__Given exercise__. Check each line of the material below for "acompañamiento", then copy the ones that contain it.

Begin

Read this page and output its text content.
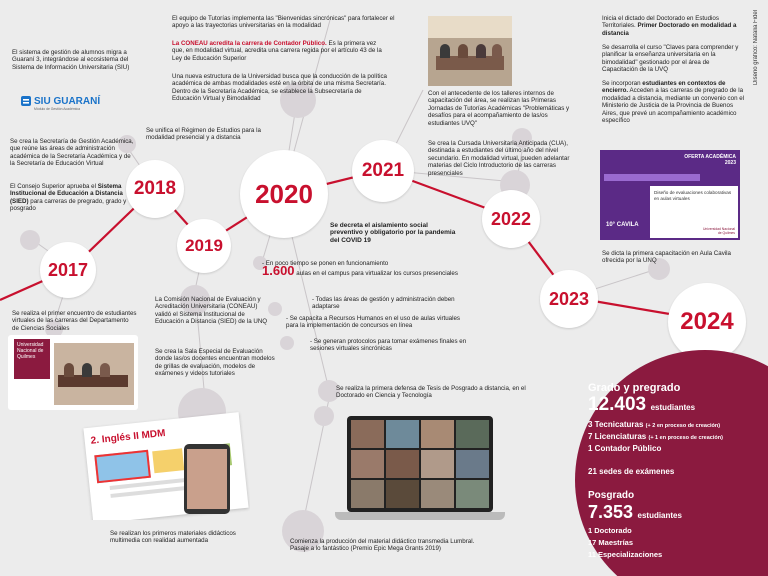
2017
2018
2019
2020
2021
2022
2023
2024
El sistema de gestión de alumnos migra a Guaraní 3, integrándose al ecosistema del Sistema de Información Universitaria (SIU)
SIU GUARANÍ
Módulo de Gestión Académica
Se crea la Secretaría de Gestión Académica, que reúne las áreas de administración académica de la Secretaría Académica y de la Secretaría de Educación Virtual
El Consejo Superior aprueba el Sistema Institucional de Educación a Distancia (SIED) para carreras de pregrado, grado y posgrado
Se realiza el primer encuentro de estudiantes virtuales de las carreras del Departamento de Ciencias Sociales
Universidad Nacional de Quilmes
Se unifica el Régimen de Estudios para la modalidad presencial y a distancia
El equipo de Tutorías implementa las "Bienvenidas sincrónicas" para fortalecer el apoyo a las trayectorias universitarias en la modalidad
La CONEAU acredita la carrera de Contador Público. Es la primera vez que, en modalidad virtual, acredita una carrera regida por el artículo 43 de la Ley de Educación Superior
Una nueva estructura de la Universidad busca que la conducción de la política académica de ambas modalidades esté en la órbita de una misma Secretaría. Dentro de la Secretaría Académica, se establece la Subsecretaría de Educación Virtual y Bimodalidad
La Comisión Nacional de Evaluación y Acreditación Universitaria (CONEAU) validó el Sistema Institucional de Educación a Distancia (SIED) de la UNQ
Se crea la Sala Especial de Evaluación donde las/os docentes encuentran modelos de grillas de evaluación, modelos de exámenes y videos tutoriales
2. Inglés II MDM
Se realizan los primeros materiales didácticos multimedia con realidad aumentada
Se decreta el aislamiento social preventivo y obligatorio por la pandemia del COVID 19
- En poco tiempo se ponen en funcionamiento
1.600 aulas en el campus para virtualizar los cursos presenciales
- Todas las áreas de gestión y administración deben adaptarse
- Se capacita a Recursos Humanos en el uso de aulas virtuales para la implementación de concursos en línea
- Se generan protocolos para tomar exámenes finales en sesiones virtuales sincrónicas
Se realiza la primera defensa de Tesis de Posgrado a distancia, en el Doctorado en Ciencia y Tecnología
Comienza la producción del material didáctico transmedia Lumbral. Pasaje a lo fantástico (Premio Epic Mega Grants 2019)
Con el antecedente de los talleres internos de capacitación del área, se realizan las Primeras Jornadas de Tutorías Académicas "Problemáticas y desafíos para el acompañamiento de las/os estudiantes UVQ"
Se crea la Cursada Universitaria Anticipada (CUA), destinada a estudiantes del último año del nivel secundario. En modalidad virtual, pueden adelantar materias del Ciclo Introductorio de las carreras presenciales
Inicia el dictado del Doctorado en Estudios Territoriales. Primer Doctorado en modalidad a distancia
Se desarrolla el curso "Claves para comprender y planificar la enseñanza universitaria en la bimodalidad" gestionado por el área de Capacitación de la UVQ
Se incorporan estudiantes en contextos de encierro. Acceden a las carreras de pregrado de la modalidad a distancia, mediante un convenio con el Ministerio de Justicia de la Provincia de Buenos Aires, que prevé un acompañamiento académico específico
OFERTA ACADÉMICA 2023
Diseño de evaluaciones colaborativas en aulas virtuales
Universidad Nacional de Quilmes
10° CAVILA
Se dicta la primera capacitación en Aula Cavila ofrecida por la UNQ
Diseño gráfico: Natalia Fidel
Grado y pregrado
12.403 estudiantes
3 Tecnicaturas (+ 2 en proceso de creación)
7 Licenciaturas (+ 1 en proceso de creación)
1 Contador Público
21 sedes de exámenes
Posgrado
7.353 estudiantes
1 Doctorado
17 Maestrías
11 Especializaciones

End

__Answer below__.
Con el antecedente de los talleres internos de capacitación del área, se realizan las Primeras Jornadas de Tutorías Académicas "Problemáticas y desafíos para el acompañamiento de las/os estudiantes UVQ"
Se incorporan estudiantes en contextos de encierro. Acceden a las carreras de pregrado de la modalidad a distancia, mediante un convenio con el Ministerio de Justicia de la Provincia de Buenos Aires, que prevé un acompañamiento académico específico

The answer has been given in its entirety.